Your objective: Copy each line in which the string "about" occurs.

(Collected data entries)
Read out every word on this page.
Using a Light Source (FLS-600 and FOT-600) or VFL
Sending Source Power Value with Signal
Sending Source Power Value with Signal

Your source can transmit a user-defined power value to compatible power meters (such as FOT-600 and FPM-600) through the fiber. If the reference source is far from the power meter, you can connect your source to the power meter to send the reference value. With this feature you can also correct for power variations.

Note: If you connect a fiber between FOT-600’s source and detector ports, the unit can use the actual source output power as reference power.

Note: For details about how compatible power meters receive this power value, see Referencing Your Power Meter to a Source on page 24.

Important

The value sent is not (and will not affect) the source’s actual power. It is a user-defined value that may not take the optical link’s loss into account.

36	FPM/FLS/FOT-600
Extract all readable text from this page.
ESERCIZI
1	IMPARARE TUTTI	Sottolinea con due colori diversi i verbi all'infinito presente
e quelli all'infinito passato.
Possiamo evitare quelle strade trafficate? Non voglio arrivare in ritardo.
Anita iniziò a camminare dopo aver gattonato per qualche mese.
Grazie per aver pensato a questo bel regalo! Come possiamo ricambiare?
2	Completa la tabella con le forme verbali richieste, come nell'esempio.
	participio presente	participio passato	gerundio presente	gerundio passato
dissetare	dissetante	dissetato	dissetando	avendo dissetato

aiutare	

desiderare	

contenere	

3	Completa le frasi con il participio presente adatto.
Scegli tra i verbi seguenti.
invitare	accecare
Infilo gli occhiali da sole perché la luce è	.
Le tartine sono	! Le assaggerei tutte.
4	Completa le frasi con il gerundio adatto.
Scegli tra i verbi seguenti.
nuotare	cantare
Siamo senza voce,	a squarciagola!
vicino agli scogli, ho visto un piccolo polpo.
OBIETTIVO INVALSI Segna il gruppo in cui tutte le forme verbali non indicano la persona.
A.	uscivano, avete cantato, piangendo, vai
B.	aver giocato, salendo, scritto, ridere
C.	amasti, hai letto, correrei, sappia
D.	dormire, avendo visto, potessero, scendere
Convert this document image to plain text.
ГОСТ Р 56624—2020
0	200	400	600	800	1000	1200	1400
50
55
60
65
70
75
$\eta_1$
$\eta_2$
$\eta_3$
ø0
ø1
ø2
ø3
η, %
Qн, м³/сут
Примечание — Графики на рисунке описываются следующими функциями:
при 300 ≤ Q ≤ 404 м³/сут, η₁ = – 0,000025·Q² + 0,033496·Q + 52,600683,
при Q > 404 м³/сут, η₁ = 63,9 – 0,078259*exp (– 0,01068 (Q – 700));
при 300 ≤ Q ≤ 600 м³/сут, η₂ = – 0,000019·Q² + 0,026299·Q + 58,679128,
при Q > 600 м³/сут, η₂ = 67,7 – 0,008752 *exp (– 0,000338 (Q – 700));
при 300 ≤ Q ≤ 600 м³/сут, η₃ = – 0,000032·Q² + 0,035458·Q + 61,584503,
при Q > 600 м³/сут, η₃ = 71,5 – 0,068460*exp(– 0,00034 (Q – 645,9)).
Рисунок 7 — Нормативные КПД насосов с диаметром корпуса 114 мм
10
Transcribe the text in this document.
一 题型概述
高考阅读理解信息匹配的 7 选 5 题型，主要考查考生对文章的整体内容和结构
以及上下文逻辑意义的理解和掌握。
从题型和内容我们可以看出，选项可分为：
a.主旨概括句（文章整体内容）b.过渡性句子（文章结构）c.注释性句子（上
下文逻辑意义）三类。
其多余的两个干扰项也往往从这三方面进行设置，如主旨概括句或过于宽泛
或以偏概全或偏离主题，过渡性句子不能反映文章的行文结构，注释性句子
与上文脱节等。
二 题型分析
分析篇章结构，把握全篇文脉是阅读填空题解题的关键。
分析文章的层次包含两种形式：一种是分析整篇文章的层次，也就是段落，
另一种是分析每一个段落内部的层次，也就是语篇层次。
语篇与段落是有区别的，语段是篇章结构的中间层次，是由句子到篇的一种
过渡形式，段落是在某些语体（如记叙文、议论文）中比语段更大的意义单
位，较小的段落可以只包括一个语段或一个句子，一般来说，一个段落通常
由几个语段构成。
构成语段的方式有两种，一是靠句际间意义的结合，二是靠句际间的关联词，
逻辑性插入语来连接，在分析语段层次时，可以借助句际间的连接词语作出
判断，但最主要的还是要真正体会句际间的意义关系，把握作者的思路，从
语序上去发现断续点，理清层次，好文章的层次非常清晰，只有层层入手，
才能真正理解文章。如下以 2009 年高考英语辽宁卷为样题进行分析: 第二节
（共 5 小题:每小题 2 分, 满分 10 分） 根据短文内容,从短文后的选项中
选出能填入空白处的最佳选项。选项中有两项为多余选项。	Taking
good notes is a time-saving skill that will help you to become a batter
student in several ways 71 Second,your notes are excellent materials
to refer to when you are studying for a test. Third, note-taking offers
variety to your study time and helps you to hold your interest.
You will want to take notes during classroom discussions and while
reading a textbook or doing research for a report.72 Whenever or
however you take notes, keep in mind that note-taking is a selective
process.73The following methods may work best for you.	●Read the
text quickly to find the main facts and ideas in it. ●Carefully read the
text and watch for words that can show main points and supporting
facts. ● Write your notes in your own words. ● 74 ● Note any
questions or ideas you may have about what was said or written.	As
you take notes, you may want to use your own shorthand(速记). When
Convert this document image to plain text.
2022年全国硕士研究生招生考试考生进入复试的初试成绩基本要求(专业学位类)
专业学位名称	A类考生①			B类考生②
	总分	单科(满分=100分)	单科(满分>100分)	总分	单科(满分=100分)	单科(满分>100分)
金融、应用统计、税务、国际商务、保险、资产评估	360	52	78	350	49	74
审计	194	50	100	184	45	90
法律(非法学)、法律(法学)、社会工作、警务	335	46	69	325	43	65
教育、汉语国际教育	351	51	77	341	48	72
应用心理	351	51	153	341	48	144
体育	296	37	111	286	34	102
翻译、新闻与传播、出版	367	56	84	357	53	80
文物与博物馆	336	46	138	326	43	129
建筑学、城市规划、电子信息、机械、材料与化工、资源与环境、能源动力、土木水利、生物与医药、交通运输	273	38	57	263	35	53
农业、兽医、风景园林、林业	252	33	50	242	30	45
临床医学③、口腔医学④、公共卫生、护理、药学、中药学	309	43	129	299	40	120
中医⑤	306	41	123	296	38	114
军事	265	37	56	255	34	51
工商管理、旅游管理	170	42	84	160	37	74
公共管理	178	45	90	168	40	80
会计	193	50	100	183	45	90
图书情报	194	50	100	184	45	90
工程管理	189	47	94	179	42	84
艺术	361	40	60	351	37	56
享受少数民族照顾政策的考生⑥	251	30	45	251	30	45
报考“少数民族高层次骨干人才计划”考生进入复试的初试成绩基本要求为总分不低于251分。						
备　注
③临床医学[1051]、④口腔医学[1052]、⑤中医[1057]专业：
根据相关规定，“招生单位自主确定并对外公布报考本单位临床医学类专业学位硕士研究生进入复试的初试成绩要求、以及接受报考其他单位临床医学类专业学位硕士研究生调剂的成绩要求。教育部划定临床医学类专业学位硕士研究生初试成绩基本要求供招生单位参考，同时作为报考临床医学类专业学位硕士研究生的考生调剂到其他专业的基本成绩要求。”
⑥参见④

Solution:
Note: For details about how compatible power meters receive this power value, see Referencing Your Power Meter to a Source on page 24.
questions or ideas you may have about what was said or written.	As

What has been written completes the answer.